## GIVEN EXERCISE
Consider the data that follows and state how many lines contain the string "this", using the number alone.

──────── SUPPLIED RECORDS ────────

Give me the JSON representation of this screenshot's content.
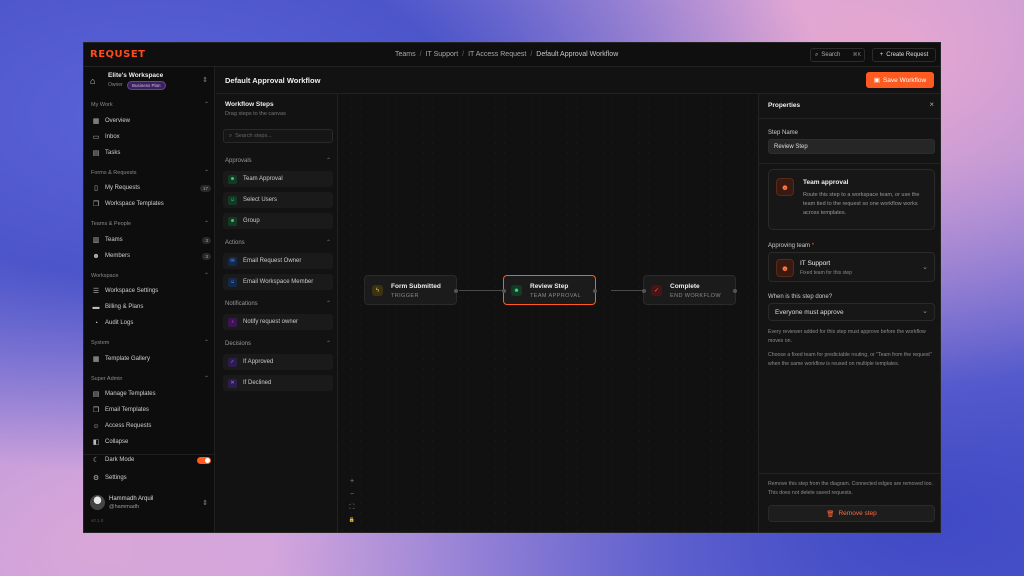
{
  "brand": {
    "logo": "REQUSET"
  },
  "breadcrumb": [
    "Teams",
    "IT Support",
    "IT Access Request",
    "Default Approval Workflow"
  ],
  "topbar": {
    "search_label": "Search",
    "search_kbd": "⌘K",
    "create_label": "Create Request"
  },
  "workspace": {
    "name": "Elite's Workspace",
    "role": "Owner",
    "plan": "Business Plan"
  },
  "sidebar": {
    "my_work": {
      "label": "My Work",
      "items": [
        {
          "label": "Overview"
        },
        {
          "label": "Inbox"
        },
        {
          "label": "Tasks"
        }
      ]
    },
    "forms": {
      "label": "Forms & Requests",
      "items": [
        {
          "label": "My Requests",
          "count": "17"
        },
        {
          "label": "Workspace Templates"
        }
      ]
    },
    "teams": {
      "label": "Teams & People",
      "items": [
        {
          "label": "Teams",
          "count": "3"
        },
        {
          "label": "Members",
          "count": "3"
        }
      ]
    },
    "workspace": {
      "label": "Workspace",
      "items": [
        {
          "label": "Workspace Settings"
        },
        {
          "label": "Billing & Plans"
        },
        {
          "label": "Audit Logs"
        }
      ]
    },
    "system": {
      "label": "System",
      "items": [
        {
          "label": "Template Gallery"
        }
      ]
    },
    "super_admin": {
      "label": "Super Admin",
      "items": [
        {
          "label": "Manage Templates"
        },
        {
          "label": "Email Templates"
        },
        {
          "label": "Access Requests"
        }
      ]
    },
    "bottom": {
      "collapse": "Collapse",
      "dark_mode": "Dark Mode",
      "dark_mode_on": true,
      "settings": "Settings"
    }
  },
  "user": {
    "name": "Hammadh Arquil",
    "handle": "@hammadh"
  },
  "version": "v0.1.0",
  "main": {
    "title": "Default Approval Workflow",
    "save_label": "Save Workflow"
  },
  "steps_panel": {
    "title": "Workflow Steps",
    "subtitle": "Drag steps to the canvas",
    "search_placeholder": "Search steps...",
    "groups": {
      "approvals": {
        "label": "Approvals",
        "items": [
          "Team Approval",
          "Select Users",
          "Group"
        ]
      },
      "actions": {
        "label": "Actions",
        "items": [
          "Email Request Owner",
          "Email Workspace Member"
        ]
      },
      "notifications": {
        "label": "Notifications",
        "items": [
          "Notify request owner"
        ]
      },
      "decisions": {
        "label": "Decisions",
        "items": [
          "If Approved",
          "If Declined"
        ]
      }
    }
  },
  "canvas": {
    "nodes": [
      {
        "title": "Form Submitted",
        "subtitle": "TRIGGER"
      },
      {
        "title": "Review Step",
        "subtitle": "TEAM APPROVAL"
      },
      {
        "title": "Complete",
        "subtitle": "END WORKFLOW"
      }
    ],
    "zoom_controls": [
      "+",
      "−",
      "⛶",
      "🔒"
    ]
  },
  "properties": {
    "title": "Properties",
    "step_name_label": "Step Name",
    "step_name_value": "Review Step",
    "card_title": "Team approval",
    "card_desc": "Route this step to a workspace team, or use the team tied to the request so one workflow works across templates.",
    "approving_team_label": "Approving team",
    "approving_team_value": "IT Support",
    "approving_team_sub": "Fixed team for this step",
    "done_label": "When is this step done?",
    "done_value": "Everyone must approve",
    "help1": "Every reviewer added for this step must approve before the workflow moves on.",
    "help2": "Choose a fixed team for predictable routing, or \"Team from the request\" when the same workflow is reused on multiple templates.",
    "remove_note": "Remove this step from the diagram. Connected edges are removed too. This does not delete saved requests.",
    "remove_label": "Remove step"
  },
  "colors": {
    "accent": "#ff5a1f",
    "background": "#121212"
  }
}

────────

## ANSWER FOR THE TASK
6